Using the records below, locate all lines containing "type" and return them.

Material provided:
+--

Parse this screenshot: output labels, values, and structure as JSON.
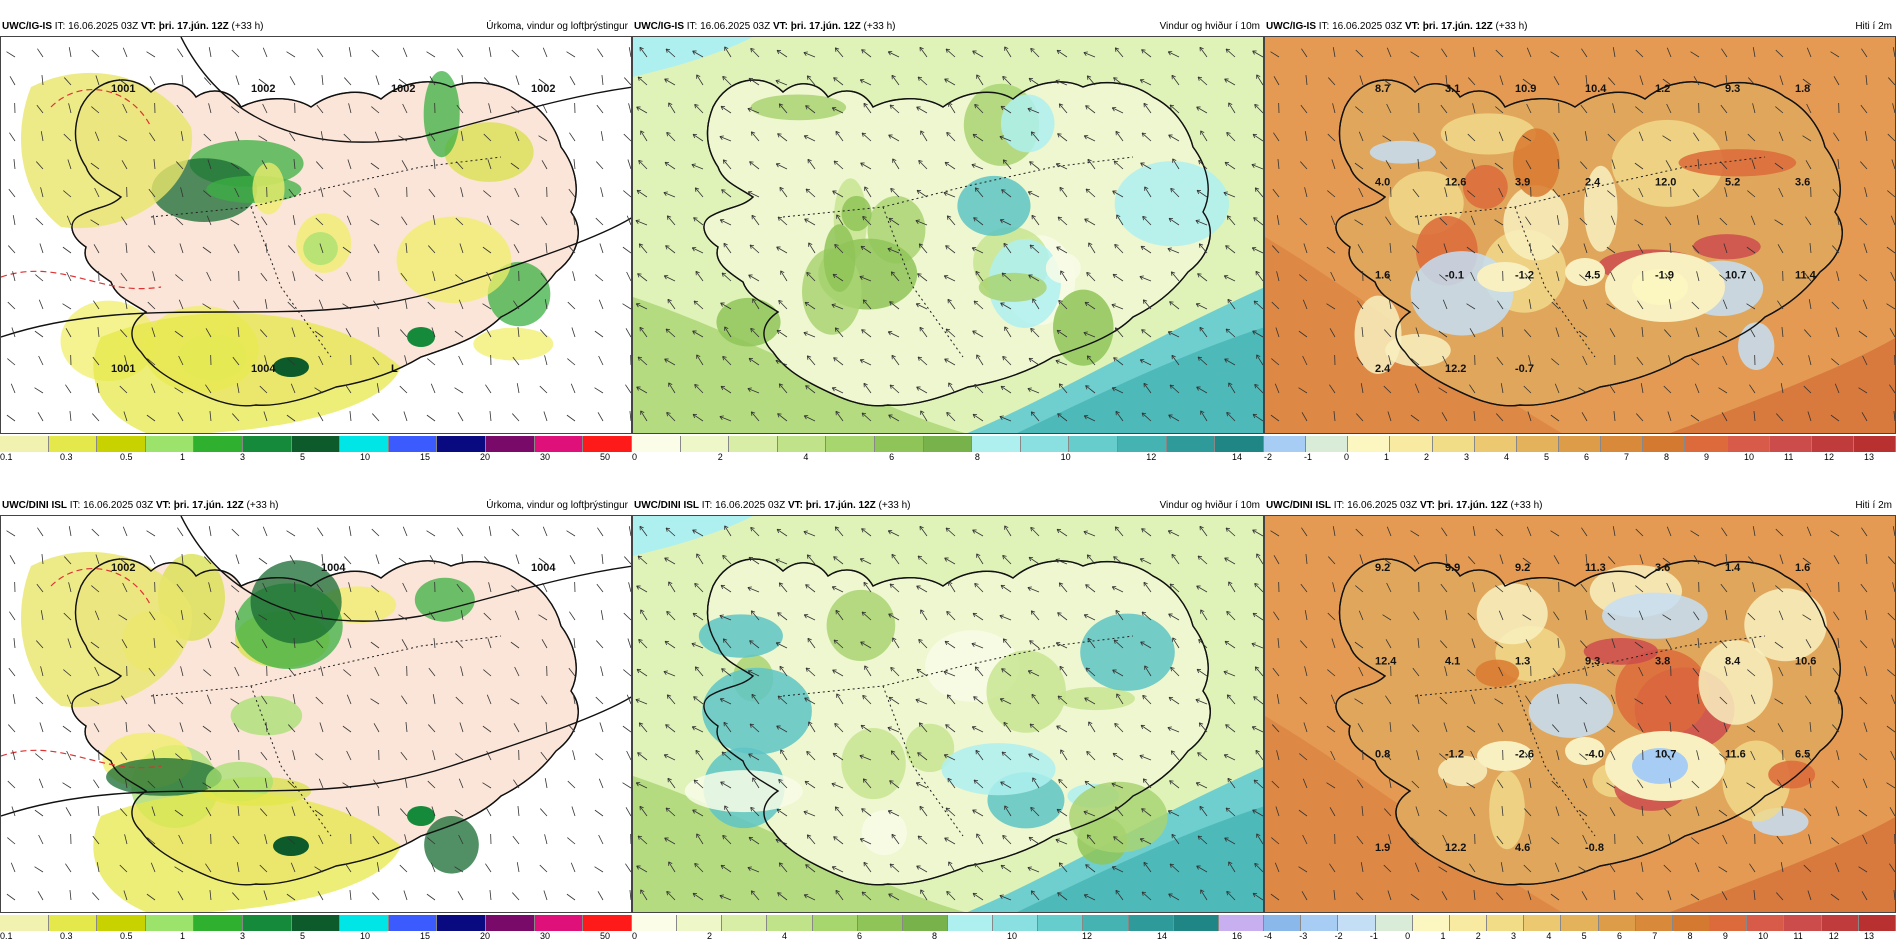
{
  "panels": [
    {
      "id": "p1",
      "model": "UWC/IG-IS",
      "it": " IT: 16.06.2025 03Z ",
      "vt_label": "VT:",
      "vt": " þri. 17.jún. 12Z",
      "lead": " (+33 h)",
      "title": "Úrkoma, vindur og loftþrýstingur",
      "legend_colors": [
        "#f2f2b0",
        "#e5e84a",
        "#c8d200",
        "#9be36a",
        "#2fb02f",
        "#158a3a",
        "#0d5a2a",
        "#00e5e5",
        "#3b5bff",
        "#0a0a80",
        "#7a0a6a",
        "#e0107a",
        "#ff1a1a"
      ],
      "ticks": [
        "0.1",
        "0.3",
        "0.5",
        "1",
        "3",
        "5",
        "10",
        "15",
        "20",
        "30",
        "50"
      ],
      "labels": [
        "1001",
        "1002",
        "1002",
        "1002",
        "1001",
        "1004",
        "L"
      ]
    },
    {
      "id": "p2",
      "model": "UWC/IG-IS",
      "it": " IT: 16.06.2025 03Z ",
      "vt_label": "VT:",
      "vt": " þri. 17.jún. 12Z",
      "lead": " (+33 h)",
      "title": "Vindur og hviður í 10m",
      "legend_colors": [
        "#fbfde8",
        "#eef7c8",
        "#d8eea6",
        "#c0e38a",
        "#a8d66e",
        "#8fc458",
        "#78b24a",
        "#aef0f0",
        "#8ae0e0",
        "#66cccc",
        "#46b3b3",
        "#2e9a9a",
        "#1f8585"
      ],
      "ticks": [
        "0",
        "2",
        "4",
        "6",
        "8",
        "10",
        "12",
        "14"
      ],
      "labels": []
    },
    {
      "id": "p3",
      "model": "UWC/IG-IS",
      "it": " IT: 16.06.2025 03Z ",
      "vt_label": "VT:",
      "vt": " þri. 17.jún. 12Z",
      "lead": " (+33 h)",
      "title": "Hiti í 2m",
      "legend_colors": [
        "#a8cdf5",
        "#d8ecd8",
        "#fcf6c0",
        "#f8eaa0",
        "#f1dc88",
        "#ecc870",
        "#e4b25a",
        "#dc9c48",
        "#d8893a",
        "#d47a30",
        "#dc6a3a",
        "#d85a48",
        "#cc4c4c",
        "#c03c3c",
        "#b83030"
      ],
      "ticks": [
        "-2",
        "-1",
        "0",
        "1",
        "2",
        "3",
        "4",
        "5",
        "6",
        "7",
        "8",
        "9",
        "10",
        "11",
        "12",
        "13"
      ],
      "labels": [
        "8.7",
        "3.1",
        "10.9",
        "10.4",
        "1.2",
        "9.3",
        "1.8",
        "4.0",
        "12.6",
        "3.9",
        "2.4",
        "12.0",
        "5.2",
        "3.6",
        "1.6",
        "-0.1",
        "-1.2",
        "4.5",
        "-1.9",
        "10.7",
        "11.4",
        "2.4",
        "12.2",
        "-0.7"
      ]
    },
    {
      "id": "p4",
      "model": "UWC/DINI ISL",
      "it": " IT: 16.06.2025 03Z ",
      "vt_label": "VT:",
      "vt": " þri. 17.jún. 12Z",
      "lead": " (+33 h)",
      "title": "Úrkoma, vindur og loftþrýstingur",
      "legend_colors": [
        "#f2f2b0",
        "#e5e84a",
        "#c8d200",
        "#9be36a",
        "#2fb02f",
        "#158a3a",
        "#0d5a2a",
        "#00e5e5",
        "#3b5bff",
        "#0a0a80",
        "#7a0a6a",
        "#e0107a",
        "#ff1a1a"
      ],
      "ticks": [
        "0.1",
        "0.3",
        "0.5",
        "1",
        "3",
        "5",
        "10",
        "15",
        "20",
        "30",
        "50"
      ],
      "labels": [
        "1002",
        "1004",
        "1004"
      ]
    },
    {
      "id": "p5",
      "model": "UWC/DINI ISL",
      "it": " IT: 16.06.2025 03Z ",
      "vt_label": "VT:",
      "vt": " þri. 17.jún. 12Z",
      "lead": " (+33 h)",
      "title": "Vindur og hviður í 10m",
      "legend_colors": [
        "#fbfde8",
        "#eef7c8",
        "#d8eea6",
        "#c0e38a",
        "#a8d66e",
        "#8fc458",
        "#78b24a",
        "#aef0f0",
        "#8ae0e0",
        "#66cccc",
        "#46b3b3",
        "#2e9a9a",
        "#1f8585",
        "#c8b0f0"
      ],
      "ticks": [
        "0",
        "2",
        "4",
        "6",
        "8",
        "10",
        "12",
        "14",
        "16"
      ],
      "labels": []
    },
    {
      "id": "p6",
      "model": "UWC/DINI ISL",
      "it": " IT: 16.06.2025 03Z ",
      "vt_label": "VT:",
      "vt": " þri. 17.jún. 12Z",
      "lead": " (+33 h)",
      "title": "Hiti í 2m",
      "legend_colors": [
        "#8ab8ea",
        "#a8cdf5",
        "#c4def5",
        "#d8ecd8",
        "#fcf6c0",
        "#f8eaa0",
        "#f1dc88",
        "#ecc870",
        "#e4b25a",
        "#dc9c48",
        "#d8893a",
        "#d47a30",
        "#dc6a3a",
        "#d85a48",
        "#cc4c4c",
        "#c03c3c",
        "#b83030"
      ],
      "ticks": [
        "-4",
        "-3",
        "-2",
        "-1",
        "0",
        "1",
        "2",
        "3",
        "4",
        "5",
        "6",
        "7",
        "8",
        "9",
        "10",
        "11",
        "12",
        "13"
      ],
      "labels": [
        "9.2",
        "9.9",
        "9.2",
        "11.3",
        "3.6",
        "1.4",
        "1.6",
        "12.4",
        "4.1",
        "1.3",
        "9.3",
        "3.8",
        "8.4",
        "10.6",
        "0.8",
        "-1.2",
        "-2.6",
        "-4.0",
        "10.7",
        "11.6",
        "6.5",
        "1.9",
        "12.2",
        "4.6",
        "-0.8"
      ]
    }
  ]
}
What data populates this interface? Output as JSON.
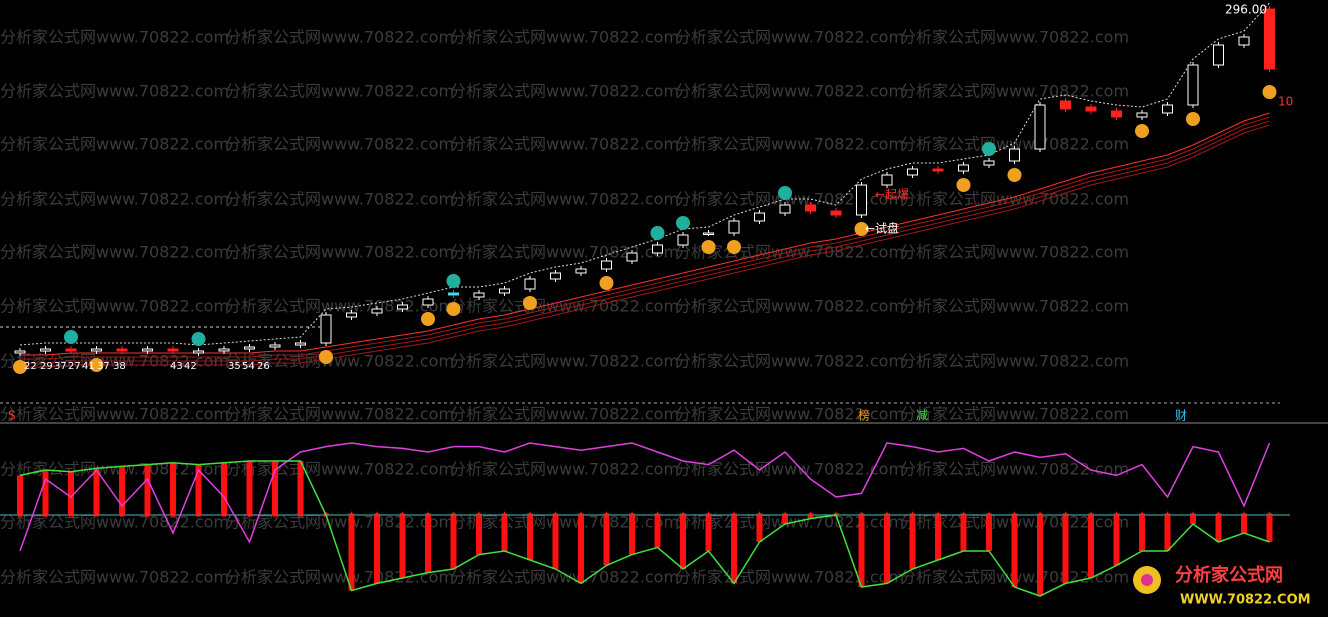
{
  "chart_data": [
    {
      "type": "candlestick",
      "watermark": "分析家公式网www.70822.com",
      "annotations": [
        "296.00",
        "10",
        "←起爆",
        "←试盘",
        "22",
        "29",
        "37",
        "27",
        "41",
        "37",
        "38",
        "43",
        "42",
        "35",
        "54",
        "26"
      ],
      "signals": [
        "S",
        "榜",
        "减",
        "财"
      ],
      "ylim": [
        100,
        300
      ],
      "open": [
        126,
        127,
        128,
        127,
        128,
        127,
        128,
        126,
        127,
        128,
        129,
        130,
        131,
        144,
        146,
        148,
        150,
        156,
        154,
        156,
        158,
        163,
        166,
        168,
        172,
        176,
        180,
        186,
        186,
        192,
        196,
        200,
        197,
        195,
        210,
        215,
        218,
        217,
        220,
        222,
        228,
        252,
        249,
        247,
        244,
        246,
        250,
        270,
        280,
        298
      ],
      "close": [
        127,
        128,
        127,
        128,
        127,
        128,
        127,
        127,
        128,
        129,
        130,
        131,
        145,
        146,
        148,
        150,
        153,
        155,
        156,
        158,
        163,
        166,
        168,
        172,
        176,
        180,
        185,
        186,
        192,
        196,
        200,
        197,
        195,
        210,
        215,
        218,
        217,
        220,
        222,
        228,
        250,
        248,
        247,
        244,
        246,
        250,
        270,
        280,
        284,
        268
      ],
      "ma": [
        125,
        125,
        126,
        126,
        126,
        126,
        126,
        126,
        126,
        126,
        127,
        127,
        129,
        131,
        133,
        135,
        137,
        140,
        143,
        145,
        148,
        151,
        154,
        157,
        160,
        163,
        166,
        169,
        172,
        175,
        178,
        181,
        183,
        186,
        189,
        192,
        195,
        198,
        201,
        204,
        208,
        212,
        216,
        219,
        222,
        225,
        230,
        236,
        242,
        246
      ]
    },
    {
      "type": "indicator",
      "ylim": [
        0,
        100
      ],
      "baseline": 50,
      "series": [
        {
          "color": "#e040e0",
          "values": [
            30,
            70,
            60,
            75,
            55,
            70,
            40,
            75,
            60,
            35,
            75,
            85,
            88,
            90,
            88,
            87,
            85,
            88,
            88,
            85,
            90,
            88,
            86,
            88,
            90,
            85,
            80,
            78,
            86,
            75,
            85,
            70,
            60,
            62,
            90,
            88,
            85,
            87,
            80,
            85,
            82,
            84,
            75,
            72,
            78,
            60,
            88,
            85,
            55,
            90
          ]
        },
        {
          "color": "#40e040",
          "values": [
            72,
            75,
            74,
            76,
            77,
            78,
            79,
            78,
            79,
            80,
            80,
            80,
            50,
            8,
            12,
            15,
            18,
            20,
            28,
            30,
            25,
            20,
            12,
            22,
            28,
            32,
            20,
            30,
            12,
            35,
            45,
            48,
            50,
            10,
            12,
            20,
            25,
            30,
            30,
            10,
            5,
            12,
            15,
            22,
            30,
            30,
            45,
            35,
            40,
            35
          ]
        }
      ],
      "bar_color": "#ff1010",
      "logo": [
        "分析家公式网",
        "WWW.70822.COM"
      ]
    }
  ]
}
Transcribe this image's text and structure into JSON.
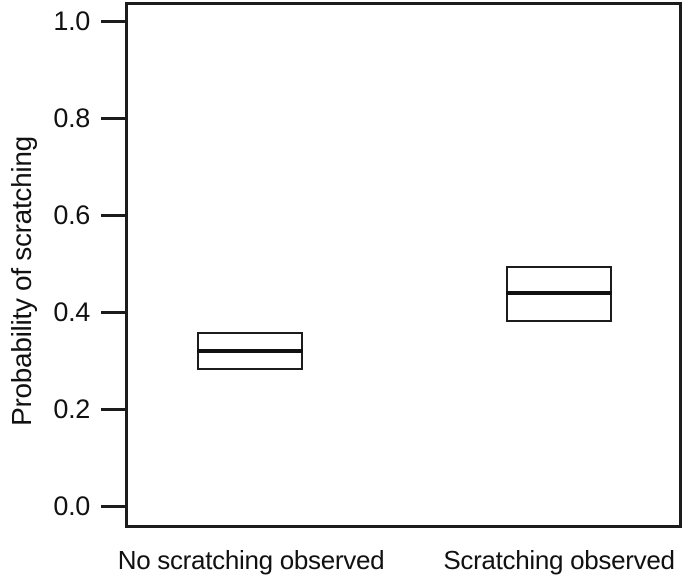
{
  "chart_data": {
    "type": "boxplot",
    "title": "",
    "xlabel": "",
    "ylabel": "Probability of scratching",
    "categories": [
      "No scratching observed",
      "Scratching observed"
    ],
    "series": [
      {
        "name": "No scratching observed",
        "median": 0.32,
        "lower": 0.28,
        "upper": 0.36
      },
      {
        "name": "Scratching observed",
        "median": 0.44,
        "lower": 0.38,
        "upper": 0.495
      }
    ],
    "ylim": [
      -0.045,
      1.04
    ],
    "yticks": [
      0.0,
      0.2,
      0.4,
      0.6,
      0.8,
      1.0
    ],
    "ytick_labels": [
      "0.0",
      "0.2",
      "0.4",
      "0.6",
      "0.8",
      "1.0"
    ],
    "grid": false,
    "legend": "none",
    "frame_color": "#1c1c1c",
    "text_color": "#111111",
    "background_color": "#ffffff"
  }
}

+--

Written reply:
      "type": "candlestick",
      "type": "indicator",
    "type": "boxplot",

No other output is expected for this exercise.